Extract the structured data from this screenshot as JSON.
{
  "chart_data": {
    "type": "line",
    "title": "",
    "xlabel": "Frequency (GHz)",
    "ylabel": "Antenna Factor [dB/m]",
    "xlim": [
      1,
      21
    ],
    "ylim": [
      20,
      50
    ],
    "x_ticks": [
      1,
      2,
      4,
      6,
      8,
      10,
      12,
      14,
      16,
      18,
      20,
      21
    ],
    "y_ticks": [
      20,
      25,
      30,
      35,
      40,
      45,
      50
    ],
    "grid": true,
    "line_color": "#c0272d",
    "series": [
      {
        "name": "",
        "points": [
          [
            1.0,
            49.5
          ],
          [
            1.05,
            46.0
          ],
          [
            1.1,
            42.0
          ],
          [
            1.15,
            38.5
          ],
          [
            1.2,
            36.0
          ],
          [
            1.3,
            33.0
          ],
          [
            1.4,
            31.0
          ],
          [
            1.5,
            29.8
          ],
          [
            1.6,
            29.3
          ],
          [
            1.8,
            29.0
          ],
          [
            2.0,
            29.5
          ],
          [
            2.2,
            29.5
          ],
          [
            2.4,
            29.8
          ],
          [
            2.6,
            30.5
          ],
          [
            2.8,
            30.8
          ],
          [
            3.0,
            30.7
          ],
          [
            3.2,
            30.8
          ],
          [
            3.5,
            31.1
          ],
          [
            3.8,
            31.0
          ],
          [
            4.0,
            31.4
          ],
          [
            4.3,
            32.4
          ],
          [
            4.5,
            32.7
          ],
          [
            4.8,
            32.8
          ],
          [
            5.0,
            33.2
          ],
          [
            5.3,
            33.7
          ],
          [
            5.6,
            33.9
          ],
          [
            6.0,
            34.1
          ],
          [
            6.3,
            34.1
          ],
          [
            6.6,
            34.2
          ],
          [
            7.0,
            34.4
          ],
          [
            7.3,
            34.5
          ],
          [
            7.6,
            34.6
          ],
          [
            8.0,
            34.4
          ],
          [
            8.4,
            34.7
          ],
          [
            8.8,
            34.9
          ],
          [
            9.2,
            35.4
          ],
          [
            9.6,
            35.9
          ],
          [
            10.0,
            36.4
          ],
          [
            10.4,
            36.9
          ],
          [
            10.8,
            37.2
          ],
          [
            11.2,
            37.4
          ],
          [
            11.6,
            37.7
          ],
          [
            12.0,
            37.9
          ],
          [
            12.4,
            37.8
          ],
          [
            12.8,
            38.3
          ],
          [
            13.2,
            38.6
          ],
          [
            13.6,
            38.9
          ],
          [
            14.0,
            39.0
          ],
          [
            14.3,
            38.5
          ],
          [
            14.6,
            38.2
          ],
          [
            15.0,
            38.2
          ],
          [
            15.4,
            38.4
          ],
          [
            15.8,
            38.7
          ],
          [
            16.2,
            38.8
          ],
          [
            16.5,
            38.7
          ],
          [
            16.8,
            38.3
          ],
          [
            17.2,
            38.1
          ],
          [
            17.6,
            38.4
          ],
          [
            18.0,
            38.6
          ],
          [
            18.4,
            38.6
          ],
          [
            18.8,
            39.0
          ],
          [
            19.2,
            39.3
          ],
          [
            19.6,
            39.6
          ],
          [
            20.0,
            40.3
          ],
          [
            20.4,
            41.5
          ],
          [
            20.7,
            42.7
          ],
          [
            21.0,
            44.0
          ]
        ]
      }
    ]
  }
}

------------------------------------------------

▶ _Problem details_
Copy all of the data. Keep every word exactly as it is.

▶ _Exercise response_
Extract the structured data from this screenshot as JSON.
{
  "chart_data": {
    "type": "line",
    "title": "",
    "xlabel": "Frequency (GHz)",
    "ylabel": "Antenna Factor [dB/m]",
    "xlim": [
      1,
      21
    ],
    "ylim": [
      20,
      50
    ],
    "x_ticks": [
      1,
      2,
      4,
      6,
      8,
      10,
      12,
      14,
      16,
      18,
      20,
      21
    ],
    "y_ticks": [
      20,
      25,
      30,
      35,
      40,
      45,
      50
    ],
    "grid": true,
    "line_color": "#c0272d",
    "series": [
      {
        "name": "",
        "points": [
          [
            1.0,
            49.5
          ],
          [
            1.05,
            46.0
          ],
          [
            1.1,
            42.0
          ],
          [
            1.15,
            38.5
          ],
          [
            1.2,
            36.0
          ],
          [
            1.3,
            33.0
          ],
          [
            1.4,
            31.0
          ],
          [
            1.5,
            29.8
          ],
          [
            1.6,
            29.3
          ],
          [
            1.8,
            29.0
          ],
          [
            2.0,
            29.5
          ],
          [
            2.2,
            29.5
          ],
          [
            2.4,
            29.8
          ],
          [
            2.6,
            30.5
          ],
          [
            2.8,
            30.8
          ],
          [
            3.0,
            30.7
          ],
          [
            3.2,
            30.8
          ],
          [
            3.5,
            31.1
          ],
          [
            3.8,
            31.0
          ],
          [
            4.0,
            31.4
          ],
          [
            4.3,
            32.4
          ],
          [
            4.5,
            32.7
          ],
          [
            4.8,
            32.8
          ],
          [
            5.0,
            33.2
          ],
          [
            5.3,
            33.7
          ],
          [
            5.6,
            33.9
          ],
          [
            6.0,
            34.1
          ],
          [
            6.3,
            34.1
          ],
          [
            6.6,
            34.2
          ],
          [
            7.0,
            34.4
          ],
          [
            7.3,
            34.5
          ],
          [
            7.6,
            34.6
          ],
          [
            8.0,
            34.4
          ],
          [
            8.4,
            34.7
          ],
          [
            8.8,
            34.9
          ],
          [
            9.2,
            35.4
          ],
          [
            9.6,
            35.9
          ],
          [
            10.0,
            36.4
          ],
          [
            10.4,
            36.9
          ],
          [
            10.8,
            37.2
          ],
          [
            11.2,
            37.4
          ],
          [
            11.6,
            37.7
          ],
          [
            12.0,
            37.9
          ],
          [
            12.4,
            37.8
          ],
          [
            12.8,
            38.3
          ],
          [
            13.2,
            38.6
          ],
          [
            13.6,
            38.9
          ],
          [
            14.0,
            39.0
          ],
          [
            14.3,
            38.5
          ],
          [
            14.6,
            38.2
          ],
          [
            15.0,
            38.2
          ],
          [
            15.4,
            38.4
          ],
          [
            15.8,
            38.7
          ],
          [
            16.2,
            38.8
          ],
          [
            16.5,
            38.7
          ],
          [
            16.8,
            38.3
          ],
          [
            17.2,
            38.1
          ],
          [
            17.6,
            38.4
          ],
          [
            18.0,
            38.6
          ],
          [
            18.4,
            38.6
          ],
          [
            18.8,
            39.0
          ],
          [
            19.2,
            39.3
          ],
          [
            19.6,
            39.6
          ],
          [
            20.0,
            40.3
          ],
          [
            20.4,
            41.5
          ],
          [
            20.7,
            42.7
          ],
          [
            21.0,
            44.0
          ]
        ]
      }
    ]
  }
}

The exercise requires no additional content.